• **Written exercise**: Quote the entries word for word. Omit the pictures.

• **Records supplied**:

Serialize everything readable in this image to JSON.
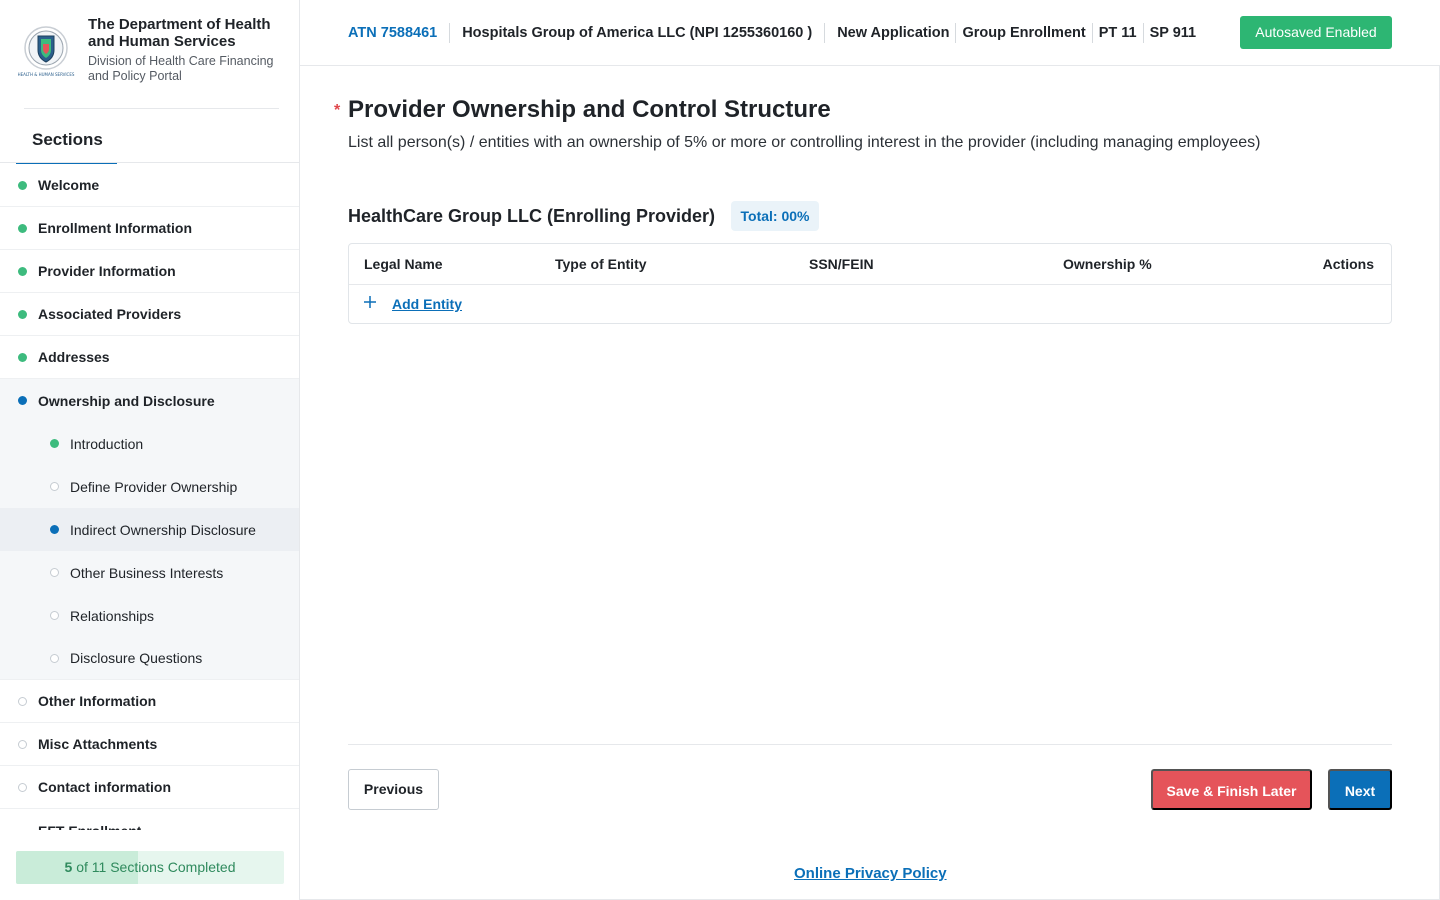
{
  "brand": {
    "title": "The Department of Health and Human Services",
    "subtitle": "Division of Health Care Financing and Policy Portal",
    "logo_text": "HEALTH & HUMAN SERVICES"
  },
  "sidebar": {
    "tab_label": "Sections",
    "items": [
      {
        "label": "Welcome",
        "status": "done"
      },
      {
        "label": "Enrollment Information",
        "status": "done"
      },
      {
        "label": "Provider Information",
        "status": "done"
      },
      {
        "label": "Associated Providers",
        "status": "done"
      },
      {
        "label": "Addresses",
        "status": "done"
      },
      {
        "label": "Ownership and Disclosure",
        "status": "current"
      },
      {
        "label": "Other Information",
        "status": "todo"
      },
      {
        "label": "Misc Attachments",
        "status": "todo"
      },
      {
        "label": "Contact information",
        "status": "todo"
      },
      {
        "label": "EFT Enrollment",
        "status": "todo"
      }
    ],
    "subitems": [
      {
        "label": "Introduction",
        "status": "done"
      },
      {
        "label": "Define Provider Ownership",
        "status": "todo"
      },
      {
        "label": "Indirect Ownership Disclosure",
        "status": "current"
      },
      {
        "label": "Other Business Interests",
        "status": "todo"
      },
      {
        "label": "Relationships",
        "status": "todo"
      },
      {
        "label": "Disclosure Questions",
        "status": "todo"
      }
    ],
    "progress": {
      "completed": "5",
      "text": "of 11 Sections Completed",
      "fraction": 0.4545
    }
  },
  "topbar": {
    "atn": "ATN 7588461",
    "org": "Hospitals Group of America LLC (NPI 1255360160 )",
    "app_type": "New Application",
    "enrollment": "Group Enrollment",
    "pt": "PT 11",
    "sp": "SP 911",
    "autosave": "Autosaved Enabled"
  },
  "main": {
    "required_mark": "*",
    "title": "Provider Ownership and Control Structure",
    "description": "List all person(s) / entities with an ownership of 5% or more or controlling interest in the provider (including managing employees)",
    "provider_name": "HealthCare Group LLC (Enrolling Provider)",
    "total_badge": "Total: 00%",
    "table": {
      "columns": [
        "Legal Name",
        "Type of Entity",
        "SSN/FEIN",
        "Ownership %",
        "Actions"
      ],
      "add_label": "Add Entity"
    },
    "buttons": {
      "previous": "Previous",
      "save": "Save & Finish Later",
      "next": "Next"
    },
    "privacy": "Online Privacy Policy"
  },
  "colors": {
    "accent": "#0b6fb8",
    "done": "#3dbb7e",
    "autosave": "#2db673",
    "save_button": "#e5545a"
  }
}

• **Response**:
Serialize everything readable in this image to JSON.
{
  "brand": {
    "title": "The Department of Health and Human Services",
    "subtitle": "Division of Health Care Financing and Policy Portal",
    "logo_text": "HEALTH & HUMAN SERVICES"
  },
  "sidebar": {
    "tab_label": "Sections",
    "items": [
      {
        "label": "Welcome",
        "status": "done"
      },
      {
        "label": "Enrollment Information",
        "status": "done"
      },
      {
        "label": "Provider Information",
        "status": "done"
      },
      {
        "label": "Associated Providers",
        "status": "done"
      },
      {
        "label": "Addresses",
        "status": "done"
      },
      {
        "label": "Ownership and Disclosure",
        "status": "current"
      },
      {
        "label": "Other Information",
        "status": "todo"
      },
      {
        "label": "Misc Attachments",
        "status": "todo"
      },
      {
        "label": "Contact information",
        "status": "todo"
      },
      {
        "label": "EFT Enrollment",
        "status": "todo"
      }
    ],
    "subitems": [
      {
        "label": "Introduction",
        "status": "done"
      },
      {
        "label": "Define Provider Ownership",
        "status": "todo"
      },
      {
        "label": "Indirect Ownership Disclosure",
        "status": "current"
      },
      {
        "label": "Other Business Interests",
        "status": "todo"
      },
      {
        "label": "Relationships",
        "status": "todo"
      },
      {
        "label": "Disclosure Questions",
        "status": "todo"
      }
    ],
    "progress": {
      "completed": "5",
      "text": "of 11 Sections Completed",
      "fraction": 0.4545
    }
  },
  "topbar": {
    "atn": "ATN 7588461",
    "org": "Hospitals Group of America LLC (NPI 1255360160 )",
    "app_type": "New Application",
    "enrollment": "Group Enrollment",
    "pt": "PT 11",
    "sp": "SP 911",
    "autosave": "Autosaved Enabled"
  },
  "main": {
    "required_mark": "*",
    "title": "Provider Ownership and Control Structure",
    "description": "List all person(s) / entities with an ownership of 5% or more or controlling interest in the provider (including managing employees)",
    "provider_name": "HealthCare Group LLC (Enrolling Provider)",
    "total_badge": "Total: 00%",
    "table": {
      "columns": [
        "Legal Name",
        "Type of Entity",
        "SSN/FEIN",
        "Ownership %",
        "Actions"
      ],
      "add_label": "Add Entity"
    },
    "buttons": {
      "previous": "Previous",
      "save": "Save & Finish Later",
      "next": "Next"
    },
    "privacy": "Online Privacy Policy"
  },
  "colors": {
    "accent": "#0b6fb8",
    "done": "#3dbb7e",
    "autosave": "#2db673",
    "save_button": "#e5545a"
  }
}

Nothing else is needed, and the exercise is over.